> _REQUIREMENT_: Each line that holds the word "Transmitter" counts once; give the total for the records below and nothing else.

· · · · ·

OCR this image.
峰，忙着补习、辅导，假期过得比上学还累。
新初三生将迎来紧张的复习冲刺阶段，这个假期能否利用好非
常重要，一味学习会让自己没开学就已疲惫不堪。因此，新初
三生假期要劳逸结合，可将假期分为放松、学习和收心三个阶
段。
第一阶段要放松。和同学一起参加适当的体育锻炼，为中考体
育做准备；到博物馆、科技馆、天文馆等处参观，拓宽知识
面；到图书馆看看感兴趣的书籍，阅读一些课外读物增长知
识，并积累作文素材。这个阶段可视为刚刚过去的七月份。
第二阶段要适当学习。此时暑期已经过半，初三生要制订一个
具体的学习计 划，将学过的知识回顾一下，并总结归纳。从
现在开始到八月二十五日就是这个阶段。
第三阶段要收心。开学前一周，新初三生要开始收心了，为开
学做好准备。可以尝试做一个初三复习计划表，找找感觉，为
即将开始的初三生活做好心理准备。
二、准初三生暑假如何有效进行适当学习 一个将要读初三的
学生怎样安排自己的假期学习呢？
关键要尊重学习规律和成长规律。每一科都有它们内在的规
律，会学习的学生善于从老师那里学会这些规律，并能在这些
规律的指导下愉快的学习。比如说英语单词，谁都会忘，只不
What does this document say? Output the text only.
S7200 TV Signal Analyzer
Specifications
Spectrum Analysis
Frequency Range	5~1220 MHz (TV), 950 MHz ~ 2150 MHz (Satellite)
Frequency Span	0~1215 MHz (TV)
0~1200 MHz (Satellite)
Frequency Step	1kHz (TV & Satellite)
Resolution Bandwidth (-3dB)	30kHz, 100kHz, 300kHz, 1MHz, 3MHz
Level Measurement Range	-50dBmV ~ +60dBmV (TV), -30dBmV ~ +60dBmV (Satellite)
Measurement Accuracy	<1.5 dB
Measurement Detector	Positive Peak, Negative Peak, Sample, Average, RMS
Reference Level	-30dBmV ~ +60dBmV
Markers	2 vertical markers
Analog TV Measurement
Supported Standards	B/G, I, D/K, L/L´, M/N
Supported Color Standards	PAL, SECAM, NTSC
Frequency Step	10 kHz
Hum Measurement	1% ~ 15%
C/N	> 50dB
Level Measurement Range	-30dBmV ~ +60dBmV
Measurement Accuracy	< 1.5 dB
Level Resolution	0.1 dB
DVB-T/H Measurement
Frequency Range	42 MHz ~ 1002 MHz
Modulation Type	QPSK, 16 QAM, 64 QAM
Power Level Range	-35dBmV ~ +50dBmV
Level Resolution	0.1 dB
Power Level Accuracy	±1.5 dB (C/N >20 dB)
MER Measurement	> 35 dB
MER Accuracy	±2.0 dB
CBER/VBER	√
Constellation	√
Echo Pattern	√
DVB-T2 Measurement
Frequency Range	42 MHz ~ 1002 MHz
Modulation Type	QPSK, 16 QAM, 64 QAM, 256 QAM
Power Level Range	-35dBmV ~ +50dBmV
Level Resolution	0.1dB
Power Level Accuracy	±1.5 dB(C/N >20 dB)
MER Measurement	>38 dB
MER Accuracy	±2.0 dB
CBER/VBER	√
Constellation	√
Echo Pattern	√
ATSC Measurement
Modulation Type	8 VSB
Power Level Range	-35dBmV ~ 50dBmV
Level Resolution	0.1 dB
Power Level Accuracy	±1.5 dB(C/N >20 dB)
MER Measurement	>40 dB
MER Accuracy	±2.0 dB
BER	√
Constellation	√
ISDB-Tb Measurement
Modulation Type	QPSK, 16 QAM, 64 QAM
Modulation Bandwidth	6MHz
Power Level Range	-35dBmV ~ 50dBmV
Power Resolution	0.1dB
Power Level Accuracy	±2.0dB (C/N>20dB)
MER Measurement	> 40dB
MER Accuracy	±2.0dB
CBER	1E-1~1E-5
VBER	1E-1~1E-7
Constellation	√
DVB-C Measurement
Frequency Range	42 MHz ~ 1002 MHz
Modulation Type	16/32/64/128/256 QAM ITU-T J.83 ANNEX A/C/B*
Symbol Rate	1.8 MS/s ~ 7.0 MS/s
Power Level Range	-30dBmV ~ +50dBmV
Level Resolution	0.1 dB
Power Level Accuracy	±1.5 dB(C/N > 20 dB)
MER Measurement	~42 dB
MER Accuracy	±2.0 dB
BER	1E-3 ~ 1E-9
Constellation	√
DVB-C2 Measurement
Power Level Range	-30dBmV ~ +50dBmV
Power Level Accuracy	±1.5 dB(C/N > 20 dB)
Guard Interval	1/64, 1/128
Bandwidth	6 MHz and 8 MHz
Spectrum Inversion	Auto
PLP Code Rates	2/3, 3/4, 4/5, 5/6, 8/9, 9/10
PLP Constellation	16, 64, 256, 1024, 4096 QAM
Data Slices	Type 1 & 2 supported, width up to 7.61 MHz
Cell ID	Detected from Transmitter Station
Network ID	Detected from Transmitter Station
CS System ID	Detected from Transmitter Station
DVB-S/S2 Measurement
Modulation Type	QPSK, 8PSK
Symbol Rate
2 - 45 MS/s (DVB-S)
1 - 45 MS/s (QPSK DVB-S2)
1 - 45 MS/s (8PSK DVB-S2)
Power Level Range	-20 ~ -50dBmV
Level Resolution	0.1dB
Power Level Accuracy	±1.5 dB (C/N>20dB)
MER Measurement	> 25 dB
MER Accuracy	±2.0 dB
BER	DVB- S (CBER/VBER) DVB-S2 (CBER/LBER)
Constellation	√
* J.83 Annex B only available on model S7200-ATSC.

· · · · ·

> _RESPONSE BELOW_: 3